(Saved entries)
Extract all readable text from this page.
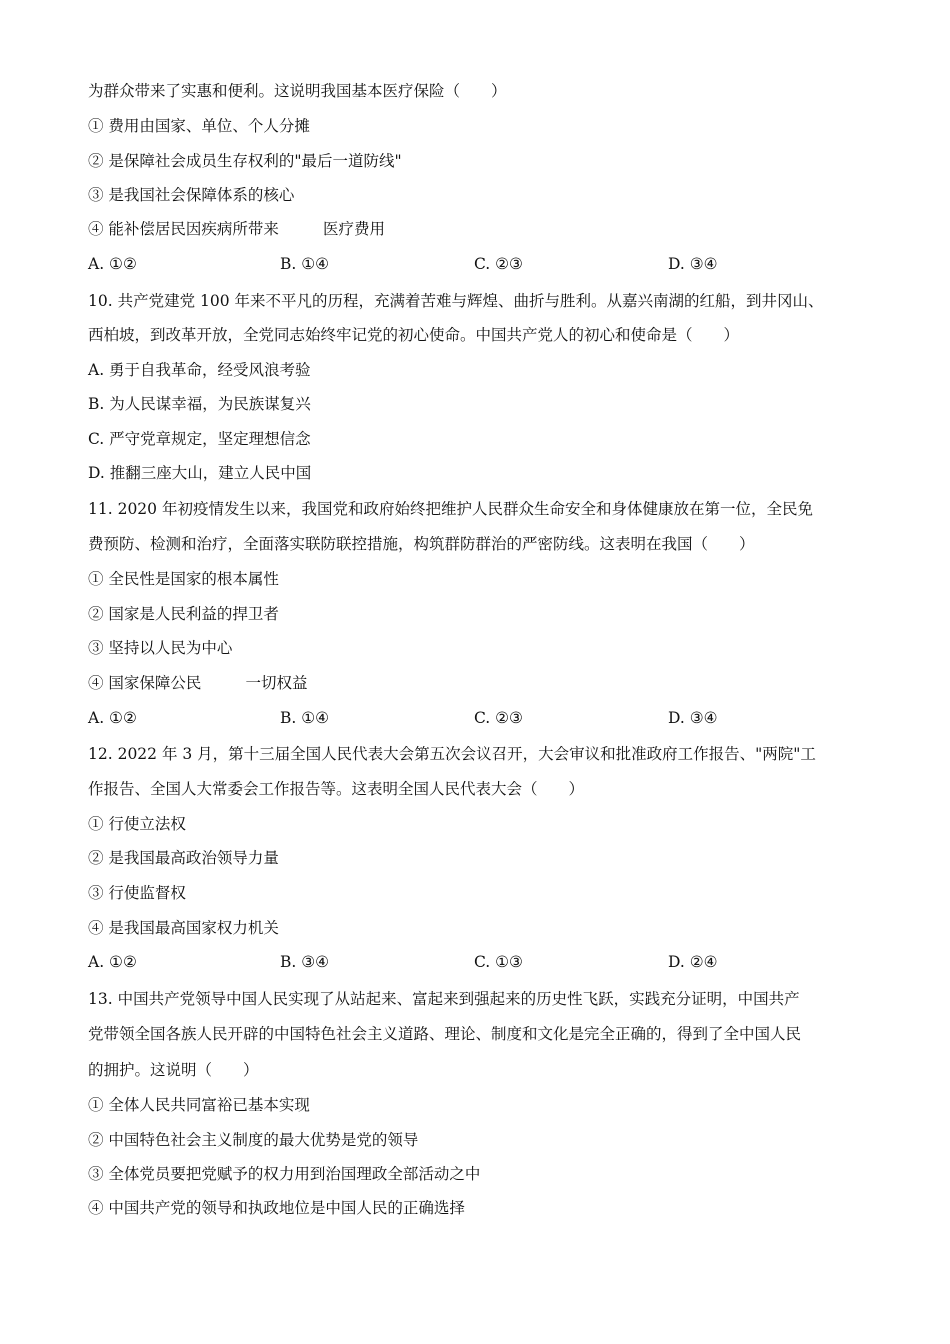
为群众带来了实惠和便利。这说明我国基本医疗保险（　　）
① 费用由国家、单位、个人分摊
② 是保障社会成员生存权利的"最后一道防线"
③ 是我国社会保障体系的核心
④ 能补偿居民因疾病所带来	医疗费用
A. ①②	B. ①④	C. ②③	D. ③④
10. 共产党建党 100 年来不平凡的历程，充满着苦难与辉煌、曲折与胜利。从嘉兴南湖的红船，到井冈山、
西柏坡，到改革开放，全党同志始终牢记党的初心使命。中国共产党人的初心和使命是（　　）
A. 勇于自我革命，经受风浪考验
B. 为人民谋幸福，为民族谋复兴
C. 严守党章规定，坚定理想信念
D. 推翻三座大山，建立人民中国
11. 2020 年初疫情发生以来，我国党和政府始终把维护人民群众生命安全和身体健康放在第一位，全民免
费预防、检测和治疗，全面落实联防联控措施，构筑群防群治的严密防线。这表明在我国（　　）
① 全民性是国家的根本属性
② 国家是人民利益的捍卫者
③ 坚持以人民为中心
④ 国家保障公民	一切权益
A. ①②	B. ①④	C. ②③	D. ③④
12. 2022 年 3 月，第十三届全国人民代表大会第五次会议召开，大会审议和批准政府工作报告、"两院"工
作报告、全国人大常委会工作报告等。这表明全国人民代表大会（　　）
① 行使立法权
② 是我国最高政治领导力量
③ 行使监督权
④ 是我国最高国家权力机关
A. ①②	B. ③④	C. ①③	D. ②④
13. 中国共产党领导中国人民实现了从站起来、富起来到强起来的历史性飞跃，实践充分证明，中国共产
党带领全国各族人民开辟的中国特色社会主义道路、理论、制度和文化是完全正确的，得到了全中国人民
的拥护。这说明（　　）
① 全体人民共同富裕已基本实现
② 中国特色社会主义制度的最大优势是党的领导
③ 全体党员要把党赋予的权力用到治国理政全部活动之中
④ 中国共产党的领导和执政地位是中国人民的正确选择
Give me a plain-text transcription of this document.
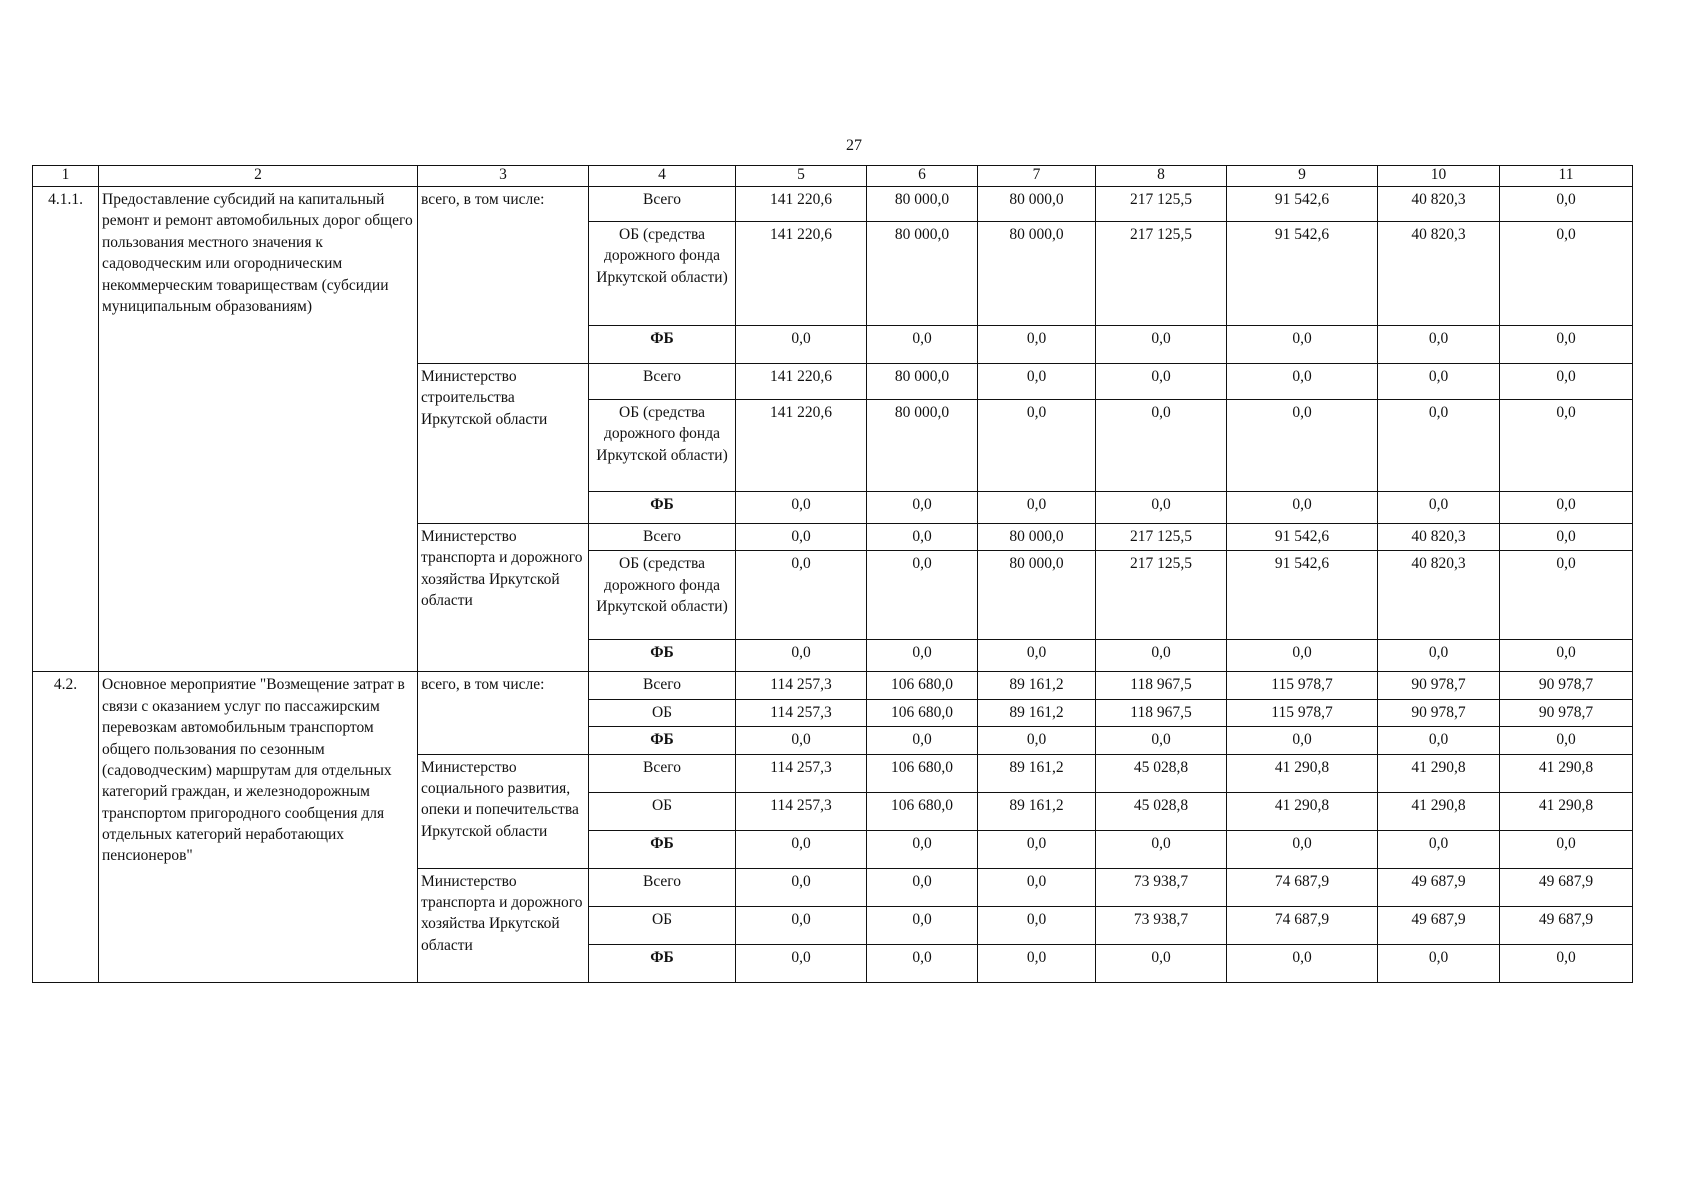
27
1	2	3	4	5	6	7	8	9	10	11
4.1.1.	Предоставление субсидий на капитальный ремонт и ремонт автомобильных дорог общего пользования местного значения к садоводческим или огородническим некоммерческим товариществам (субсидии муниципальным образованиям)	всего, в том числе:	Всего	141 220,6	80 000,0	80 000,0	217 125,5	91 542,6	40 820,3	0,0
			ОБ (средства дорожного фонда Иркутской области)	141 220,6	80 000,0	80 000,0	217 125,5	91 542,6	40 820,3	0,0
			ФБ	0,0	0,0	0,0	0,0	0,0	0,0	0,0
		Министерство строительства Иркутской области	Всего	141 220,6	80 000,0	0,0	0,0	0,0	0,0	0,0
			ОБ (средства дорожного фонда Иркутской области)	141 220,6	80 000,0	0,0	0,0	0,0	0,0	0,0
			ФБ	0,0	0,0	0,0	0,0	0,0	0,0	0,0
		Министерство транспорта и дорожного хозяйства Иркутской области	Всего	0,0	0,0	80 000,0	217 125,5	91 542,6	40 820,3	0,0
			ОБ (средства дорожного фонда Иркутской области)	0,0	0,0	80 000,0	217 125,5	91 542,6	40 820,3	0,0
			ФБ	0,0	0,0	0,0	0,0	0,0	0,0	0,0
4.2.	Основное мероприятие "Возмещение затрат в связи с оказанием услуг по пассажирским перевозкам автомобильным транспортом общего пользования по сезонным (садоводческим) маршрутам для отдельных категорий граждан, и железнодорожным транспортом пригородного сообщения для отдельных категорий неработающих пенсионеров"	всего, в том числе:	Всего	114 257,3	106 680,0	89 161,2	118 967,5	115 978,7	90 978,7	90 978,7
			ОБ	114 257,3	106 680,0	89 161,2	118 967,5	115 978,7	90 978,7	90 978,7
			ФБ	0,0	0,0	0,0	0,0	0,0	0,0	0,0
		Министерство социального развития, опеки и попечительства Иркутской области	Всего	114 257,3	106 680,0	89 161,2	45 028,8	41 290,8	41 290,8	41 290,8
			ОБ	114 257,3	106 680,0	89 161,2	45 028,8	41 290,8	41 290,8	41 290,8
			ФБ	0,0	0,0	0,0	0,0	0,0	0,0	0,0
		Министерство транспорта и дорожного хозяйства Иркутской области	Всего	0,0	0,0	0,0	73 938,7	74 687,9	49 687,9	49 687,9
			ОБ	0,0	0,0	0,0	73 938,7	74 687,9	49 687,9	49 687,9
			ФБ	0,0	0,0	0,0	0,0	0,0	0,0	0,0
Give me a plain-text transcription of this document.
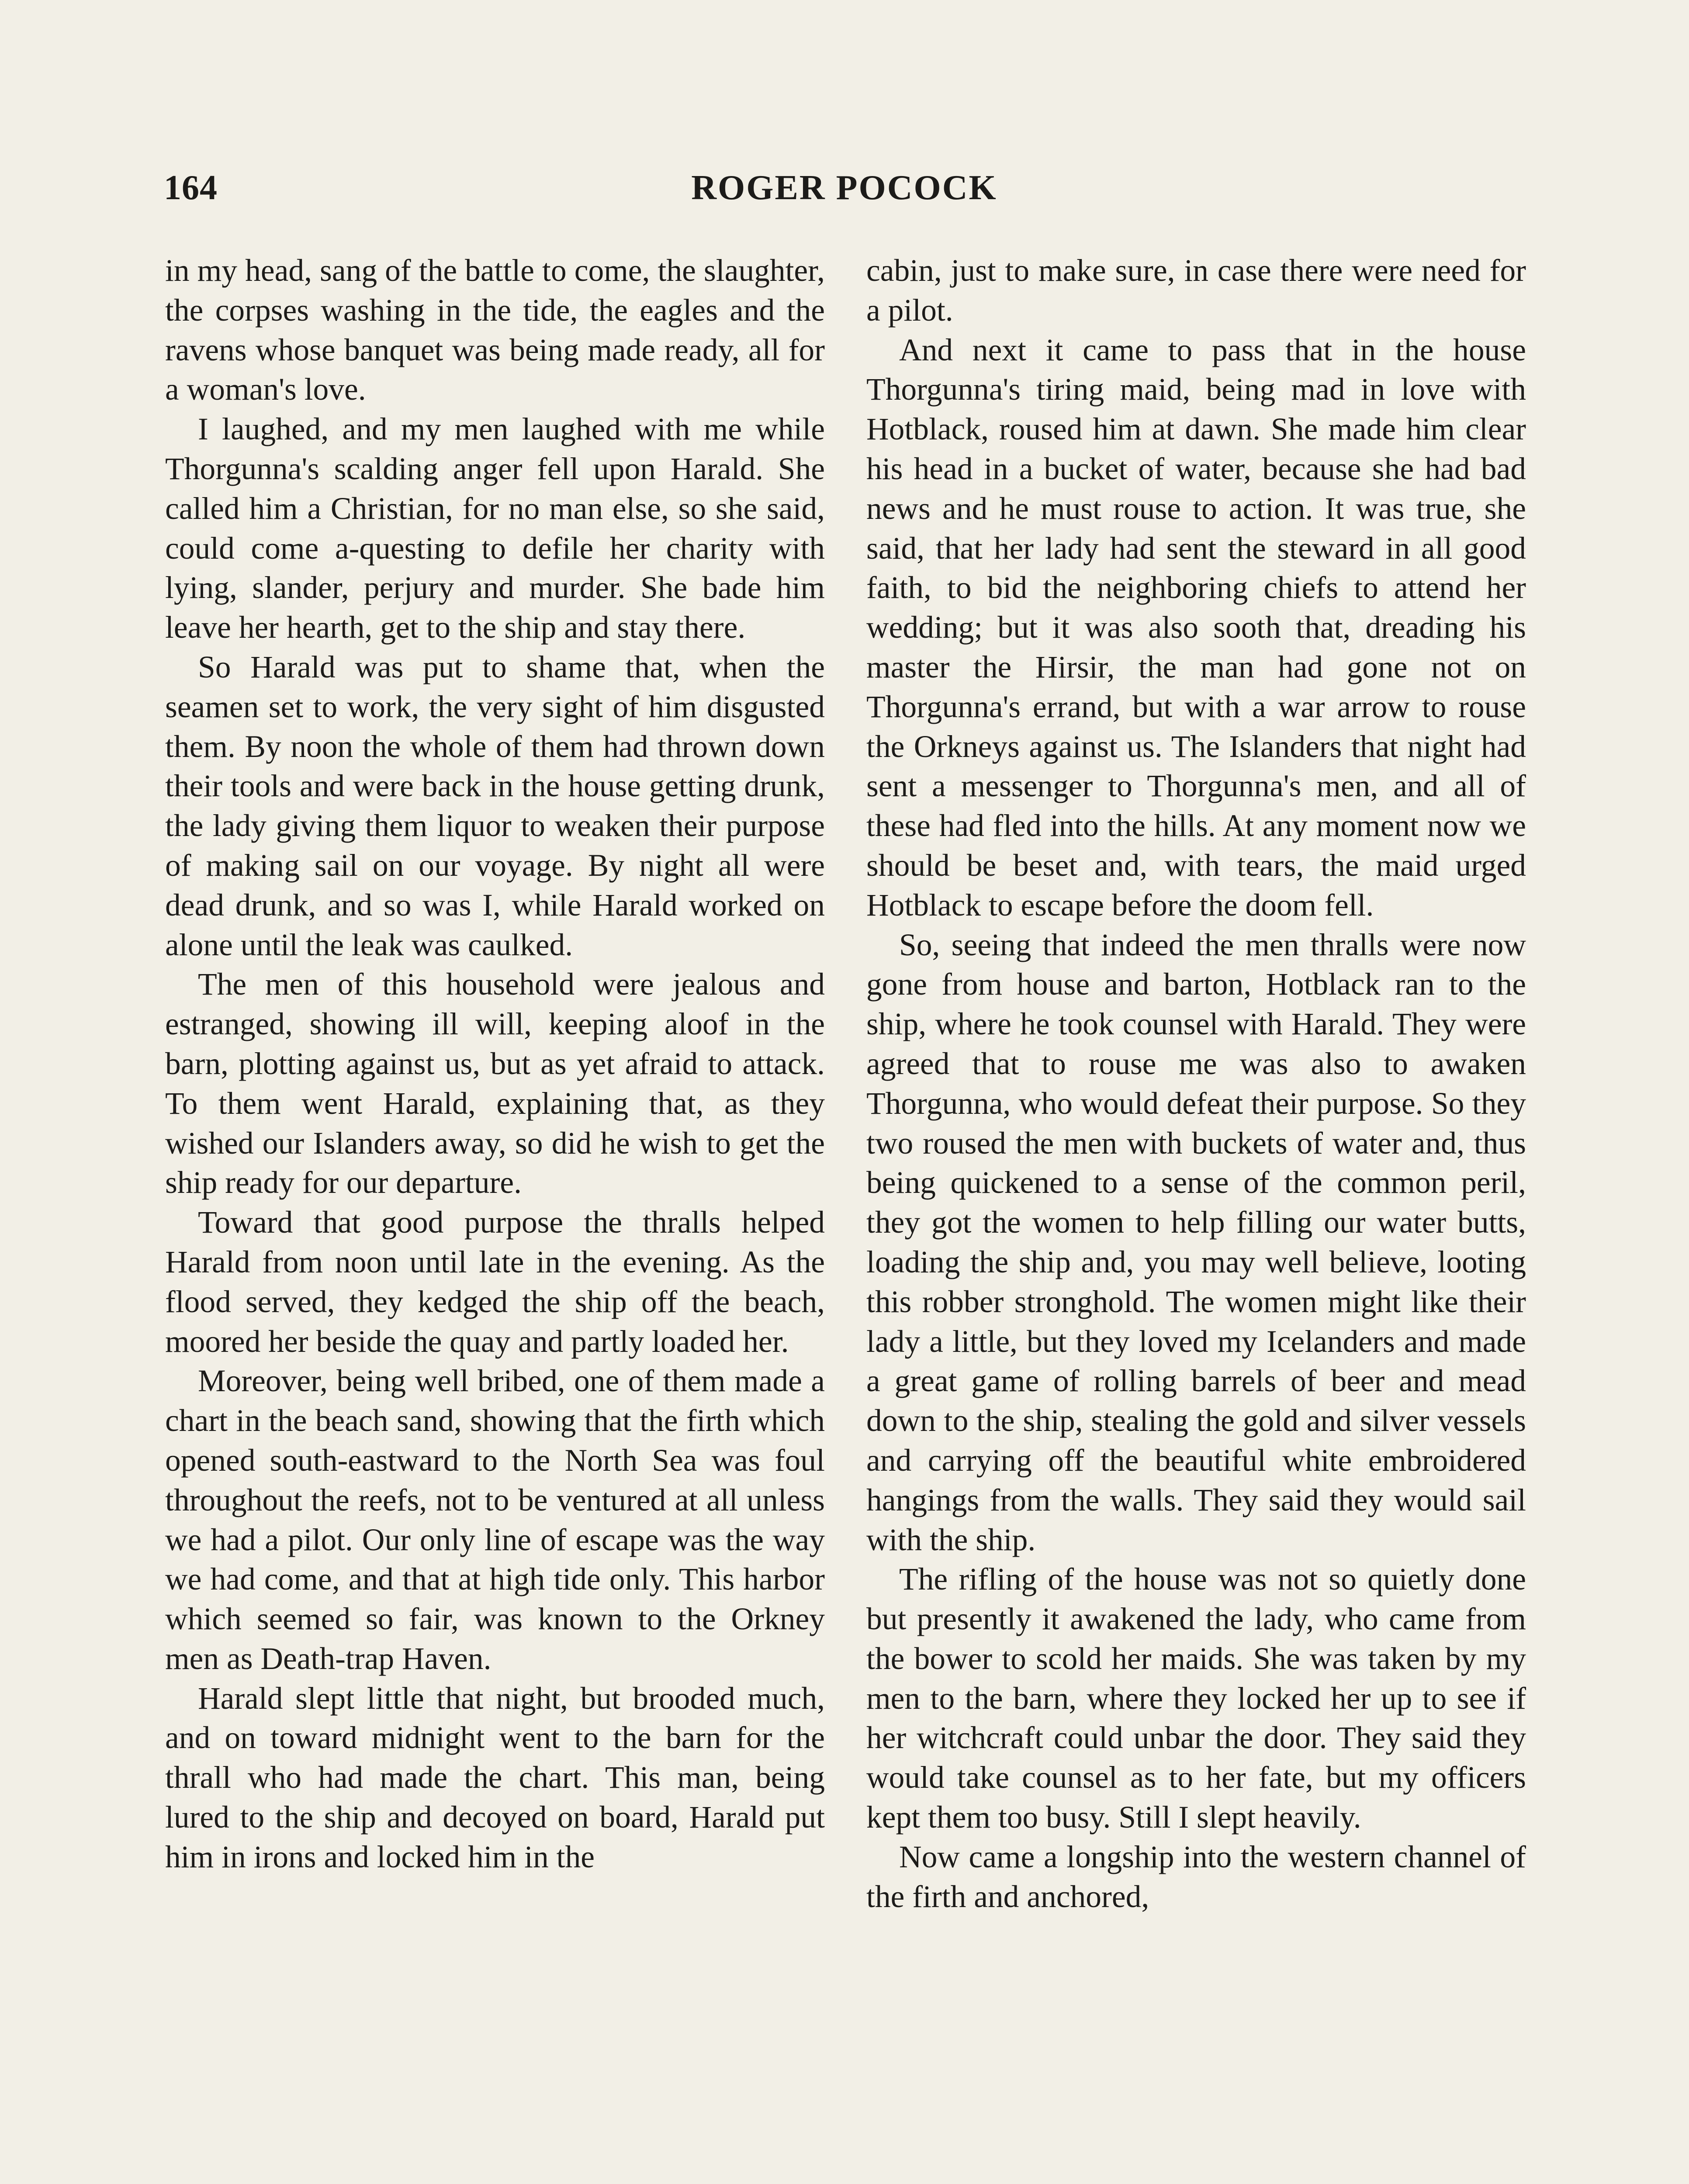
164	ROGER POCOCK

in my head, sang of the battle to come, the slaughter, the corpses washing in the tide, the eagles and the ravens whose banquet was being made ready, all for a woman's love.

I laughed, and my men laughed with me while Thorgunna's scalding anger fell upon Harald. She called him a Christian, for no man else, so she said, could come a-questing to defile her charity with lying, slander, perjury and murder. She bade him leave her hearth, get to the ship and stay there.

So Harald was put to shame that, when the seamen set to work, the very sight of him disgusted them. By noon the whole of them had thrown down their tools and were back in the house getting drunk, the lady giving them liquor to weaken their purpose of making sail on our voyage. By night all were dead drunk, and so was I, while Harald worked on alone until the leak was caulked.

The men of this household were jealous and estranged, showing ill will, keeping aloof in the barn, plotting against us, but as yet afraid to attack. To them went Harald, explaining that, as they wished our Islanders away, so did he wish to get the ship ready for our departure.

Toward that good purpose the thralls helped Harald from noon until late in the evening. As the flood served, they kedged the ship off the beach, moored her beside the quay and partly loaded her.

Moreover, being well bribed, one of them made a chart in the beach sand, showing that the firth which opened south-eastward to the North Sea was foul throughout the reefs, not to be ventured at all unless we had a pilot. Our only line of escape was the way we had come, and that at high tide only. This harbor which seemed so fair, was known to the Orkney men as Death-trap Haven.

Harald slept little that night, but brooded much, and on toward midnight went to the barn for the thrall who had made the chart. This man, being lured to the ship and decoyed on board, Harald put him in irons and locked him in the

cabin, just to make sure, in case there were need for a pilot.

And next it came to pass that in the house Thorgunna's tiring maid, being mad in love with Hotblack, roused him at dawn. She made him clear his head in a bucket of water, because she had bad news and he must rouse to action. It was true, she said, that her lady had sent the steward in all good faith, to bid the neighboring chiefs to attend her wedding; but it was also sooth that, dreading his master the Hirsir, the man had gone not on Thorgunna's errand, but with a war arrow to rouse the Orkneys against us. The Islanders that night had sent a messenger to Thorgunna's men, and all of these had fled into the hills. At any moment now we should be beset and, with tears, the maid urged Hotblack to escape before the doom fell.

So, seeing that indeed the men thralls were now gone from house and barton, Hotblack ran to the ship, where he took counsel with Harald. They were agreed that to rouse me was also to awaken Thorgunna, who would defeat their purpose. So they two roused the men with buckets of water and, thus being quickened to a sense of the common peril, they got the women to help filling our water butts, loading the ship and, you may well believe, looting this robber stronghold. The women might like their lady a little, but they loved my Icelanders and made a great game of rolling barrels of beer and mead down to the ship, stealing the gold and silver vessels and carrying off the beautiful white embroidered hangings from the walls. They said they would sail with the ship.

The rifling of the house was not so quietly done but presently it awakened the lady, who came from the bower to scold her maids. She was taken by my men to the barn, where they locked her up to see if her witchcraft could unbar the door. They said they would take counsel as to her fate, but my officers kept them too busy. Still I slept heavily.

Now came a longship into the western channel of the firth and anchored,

▶ _What needs to be done_: Identify every line where the string "транспорта" appears.

▶ _Response to this exercise_:
		Министерство транспорта и дорожного хозяйства Иркутской области	Всего	0,0	0,0	80 000,0	217 125,5	91 542,6	40 820,3	0,0
		Министерство транспорта и дорожного хозяйства Иркутской области	Всего	0,0	0,0	0,0	73 938,7	74 687,9	49 687,9	49 687,9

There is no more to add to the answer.